### [INPUT RECORDS]
____

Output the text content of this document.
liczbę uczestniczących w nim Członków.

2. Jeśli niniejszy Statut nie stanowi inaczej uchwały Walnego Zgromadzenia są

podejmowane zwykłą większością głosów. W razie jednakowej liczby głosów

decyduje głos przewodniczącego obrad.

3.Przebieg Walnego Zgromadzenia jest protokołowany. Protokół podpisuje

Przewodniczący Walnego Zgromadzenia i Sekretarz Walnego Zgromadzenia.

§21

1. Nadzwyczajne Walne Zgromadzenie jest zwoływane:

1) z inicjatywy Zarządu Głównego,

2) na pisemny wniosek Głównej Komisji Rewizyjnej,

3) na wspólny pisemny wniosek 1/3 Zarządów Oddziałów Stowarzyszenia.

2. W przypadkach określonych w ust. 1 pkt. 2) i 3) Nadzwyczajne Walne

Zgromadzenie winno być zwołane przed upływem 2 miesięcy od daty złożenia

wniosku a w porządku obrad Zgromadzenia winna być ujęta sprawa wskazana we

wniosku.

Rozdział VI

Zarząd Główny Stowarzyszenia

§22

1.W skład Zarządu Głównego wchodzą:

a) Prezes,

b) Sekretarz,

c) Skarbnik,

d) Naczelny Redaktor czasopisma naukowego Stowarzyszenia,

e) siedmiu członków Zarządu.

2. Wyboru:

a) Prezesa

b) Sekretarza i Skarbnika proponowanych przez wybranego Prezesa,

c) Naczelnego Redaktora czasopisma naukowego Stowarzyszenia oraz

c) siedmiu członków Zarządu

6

____

### [WHAT YOU HAVE TO DO]
Return all the data above once more, precisely as given.

### [OUTPUT OF THE EXERCISE]
Output the text content of this document.
liczbę uczestniczących w nim Członków.

2. Jeśli niniejszy Statut nie stanowi inaczej uchwały Walnego Zgromadzenia są

podejmowane zwykłą większością głosów. W razie jednakowej liczby głosów

decyduje głos przewodniczącego obrad.

3.Przebieg Walnego Zgromadzenia jest protokołowany. Protokół podpisuje

Przewodniczący Walnego Zgromadzenia i Sekretarz Walnego Zgromadzenia.

§21

1. Nadzwyczajne Walne Zgromadzenie jest zwoływane:

1) z inicjatywy Zarządu Głównego,

2) na pisemny wniosek Głównej Komisji Rewizyjnej,

3) na wspólny pisemny wniosek 1/3 Zarządów Oddziałów Stowarzyszenia.

2. W przypadkach określonych w ust. 1 pkt. 2) i 3) Nadzwyczajne Walne

Zgromadzenie winno być zwołane przed upływem 2 miesięcy od daty złożenia

wniosku a w porządku obrad Zgromadzenia winna być ujęta sprawa wskazana we

wniosku.

Rozdział VI

Zarząd Główny Stowarzyszenia

§22

1.W skład Zarządu Głównego wchodzą:

a) Prezes,

b) Sekretarz,

c) Skarbnik,

d) Naczelny Redaktor czasopisma naukowego Stowarzyszenia,

e) siedmiu członków Zarządu.

2. Wyboru:

a) Prezesa

b) Sekretarza i Skarbnika proponowanych przez wybranego Prezesa,

c) Naczelnego Redaktora czasopisma naukowego Stowarzyszenia oraz

c) siedmiu członków Zarządu

6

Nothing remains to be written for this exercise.